▸ INSTRUCTIONS TO FOLLOW: Determine which lines contain the word "JSON", then copy those lines.

▸ PROVIDED ENTRIES:
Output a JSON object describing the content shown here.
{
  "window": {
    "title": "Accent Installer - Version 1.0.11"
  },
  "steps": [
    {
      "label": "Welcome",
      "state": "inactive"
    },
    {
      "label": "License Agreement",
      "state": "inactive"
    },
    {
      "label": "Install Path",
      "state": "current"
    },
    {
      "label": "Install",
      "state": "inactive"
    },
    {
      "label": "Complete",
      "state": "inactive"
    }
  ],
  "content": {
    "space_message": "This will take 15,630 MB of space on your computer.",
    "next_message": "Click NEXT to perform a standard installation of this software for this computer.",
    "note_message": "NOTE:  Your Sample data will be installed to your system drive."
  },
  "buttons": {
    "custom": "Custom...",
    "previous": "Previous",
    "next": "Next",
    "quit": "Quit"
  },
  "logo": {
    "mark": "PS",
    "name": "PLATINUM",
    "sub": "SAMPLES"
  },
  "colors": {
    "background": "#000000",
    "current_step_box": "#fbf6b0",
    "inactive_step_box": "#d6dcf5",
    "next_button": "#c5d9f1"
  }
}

* * *

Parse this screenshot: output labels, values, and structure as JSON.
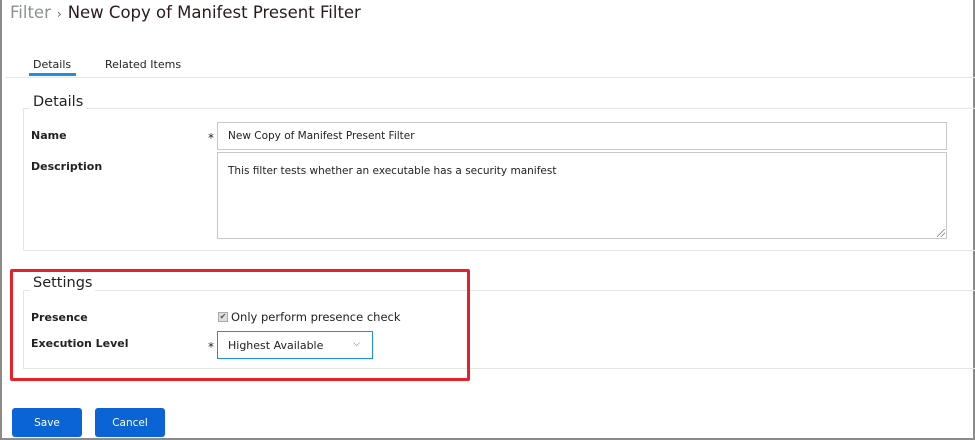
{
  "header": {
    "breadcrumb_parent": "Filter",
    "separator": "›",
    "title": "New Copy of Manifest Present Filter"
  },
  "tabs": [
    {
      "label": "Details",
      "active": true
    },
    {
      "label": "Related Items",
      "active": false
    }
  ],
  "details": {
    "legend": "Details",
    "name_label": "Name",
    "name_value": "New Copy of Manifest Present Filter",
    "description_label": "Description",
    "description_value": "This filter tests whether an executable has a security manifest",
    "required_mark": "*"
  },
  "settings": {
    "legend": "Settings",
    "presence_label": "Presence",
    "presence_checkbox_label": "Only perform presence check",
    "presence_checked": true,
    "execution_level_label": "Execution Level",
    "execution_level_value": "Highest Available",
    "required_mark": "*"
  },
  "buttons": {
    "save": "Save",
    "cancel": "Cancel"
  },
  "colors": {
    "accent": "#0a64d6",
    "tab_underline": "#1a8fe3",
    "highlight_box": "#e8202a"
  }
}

--

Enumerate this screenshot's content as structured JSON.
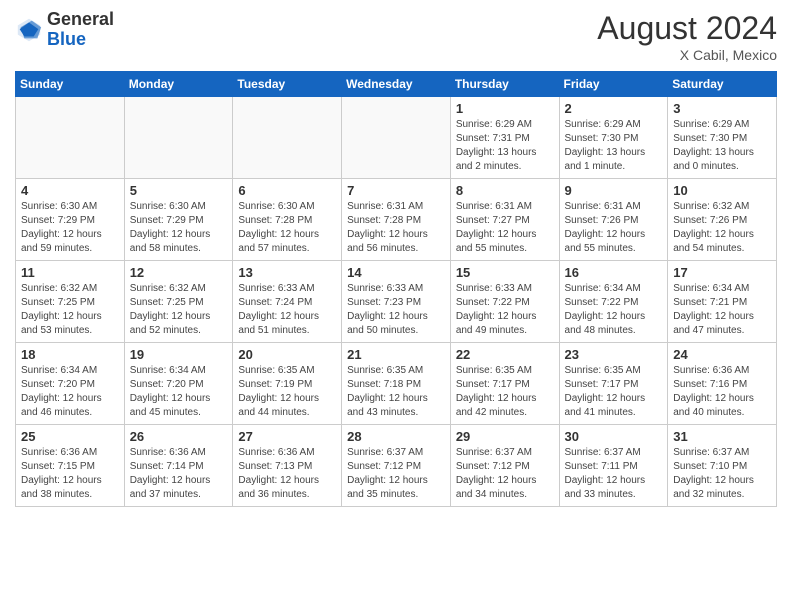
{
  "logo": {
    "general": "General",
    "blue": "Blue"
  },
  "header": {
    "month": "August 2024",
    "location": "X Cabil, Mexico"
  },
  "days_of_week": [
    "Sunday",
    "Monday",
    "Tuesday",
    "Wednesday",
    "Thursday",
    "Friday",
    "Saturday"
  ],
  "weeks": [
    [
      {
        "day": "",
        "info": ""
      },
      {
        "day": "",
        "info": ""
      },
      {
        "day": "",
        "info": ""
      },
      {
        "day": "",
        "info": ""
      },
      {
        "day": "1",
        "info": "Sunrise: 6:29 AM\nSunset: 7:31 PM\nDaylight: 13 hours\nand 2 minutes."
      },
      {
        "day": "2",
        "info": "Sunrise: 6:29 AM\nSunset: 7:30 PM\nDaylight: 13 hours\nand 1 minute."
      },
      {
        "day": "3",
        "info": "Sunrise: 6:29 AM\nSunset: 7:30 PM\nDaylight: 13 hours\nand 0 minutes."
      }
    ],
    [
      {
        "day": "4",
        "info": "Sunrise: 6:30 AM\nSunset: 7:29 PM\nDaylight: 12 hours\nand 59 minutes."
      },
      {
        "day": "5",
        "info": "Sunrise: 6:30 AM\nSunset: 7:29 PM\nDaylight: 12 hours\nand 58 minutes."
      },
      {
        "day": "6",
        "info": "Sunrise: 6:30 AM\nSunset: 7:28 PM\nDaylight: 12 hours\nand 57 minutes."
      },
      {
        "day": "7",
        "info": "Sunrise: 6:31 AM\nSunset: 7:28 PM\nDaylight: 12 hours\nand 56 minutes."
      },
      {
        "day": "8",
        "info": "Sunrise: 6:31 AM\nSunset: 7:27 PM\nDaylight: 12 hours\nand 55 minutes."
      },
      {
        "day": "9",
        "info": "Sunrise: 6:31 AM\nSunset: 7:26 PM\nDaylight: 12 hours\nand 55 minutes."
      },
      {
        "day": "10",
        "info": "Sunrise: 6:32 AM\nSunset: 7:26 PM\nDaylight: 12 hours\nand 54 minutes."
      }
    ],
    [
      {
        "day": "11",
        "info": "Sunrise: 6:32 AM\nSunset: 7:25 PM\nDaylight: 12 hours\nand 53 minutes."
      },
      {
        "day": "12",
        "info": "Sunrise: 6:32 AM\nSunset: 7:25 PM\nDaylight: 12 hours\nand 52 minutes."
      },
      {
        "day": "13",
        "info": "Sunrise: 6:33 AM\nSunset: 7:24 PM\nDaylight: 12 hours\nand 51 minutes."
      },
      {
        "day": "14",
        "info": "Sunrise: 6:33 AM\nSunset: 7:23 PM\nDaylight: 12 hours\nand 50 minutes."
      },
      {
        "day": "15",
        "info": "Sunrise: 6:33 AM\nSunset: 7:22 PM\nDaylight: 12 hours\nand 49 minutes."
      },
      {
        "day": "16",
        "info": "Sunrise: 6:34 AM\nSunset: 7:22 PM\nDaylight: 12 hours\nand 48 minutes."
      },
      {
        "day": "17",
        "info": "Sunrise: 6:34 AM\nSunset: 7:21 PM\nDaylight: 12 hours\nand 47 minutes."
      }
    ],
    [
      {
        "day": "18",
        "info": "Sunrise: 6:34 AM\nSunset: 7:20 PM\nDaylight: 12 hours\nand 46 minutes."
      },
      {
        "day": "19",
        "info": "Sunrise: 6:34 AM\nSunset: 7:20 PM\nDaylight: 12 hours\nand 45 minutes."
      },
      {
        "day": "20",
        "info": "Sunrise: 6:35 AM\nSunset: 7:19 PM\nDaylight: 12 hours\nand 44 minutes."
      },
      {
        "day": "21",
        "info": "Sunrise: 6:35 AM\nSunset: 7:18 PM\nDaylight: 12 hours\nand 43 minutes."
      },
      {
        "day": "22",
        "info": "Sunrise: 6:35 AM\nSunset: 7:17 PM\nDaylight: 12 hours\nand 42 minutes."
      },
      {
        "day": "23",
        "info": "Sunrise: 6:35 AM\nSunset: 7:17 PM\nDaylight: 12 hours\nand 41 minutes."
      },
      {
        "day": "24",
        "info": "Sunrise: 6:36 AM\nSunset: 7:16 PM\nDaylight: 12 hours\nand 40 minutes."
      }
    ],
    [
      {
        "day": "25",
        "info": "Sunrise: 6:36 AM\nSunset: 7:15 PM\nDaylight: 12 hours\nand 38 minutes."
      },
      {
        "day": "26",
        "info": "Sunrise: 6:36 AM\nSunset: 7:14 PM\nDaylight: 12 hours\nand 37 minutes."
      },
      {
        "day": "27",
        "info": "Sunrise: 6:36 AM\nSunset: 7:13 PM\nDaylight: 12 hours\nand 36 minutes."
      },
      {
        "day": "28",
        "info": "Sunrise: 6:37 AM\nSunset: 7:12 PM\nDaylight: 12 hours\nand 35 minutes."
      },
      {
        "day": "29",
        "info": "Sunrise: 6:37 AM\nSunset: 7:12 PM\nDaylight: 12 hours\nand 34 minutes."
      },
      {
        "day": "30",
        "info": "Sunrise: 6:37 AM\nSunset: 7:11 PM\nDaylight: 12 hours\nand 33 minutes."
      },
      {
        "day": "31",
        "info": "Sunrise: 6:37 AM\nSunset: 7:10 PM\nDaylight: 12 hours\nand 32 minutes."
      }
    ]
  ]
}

▸ WORKED ANSWER:
Output a JSON object describing the content shown here.
Parse this screenshot: output labels, values, and structure as JSON.
Enumerate this screenshot's content as structured JSON.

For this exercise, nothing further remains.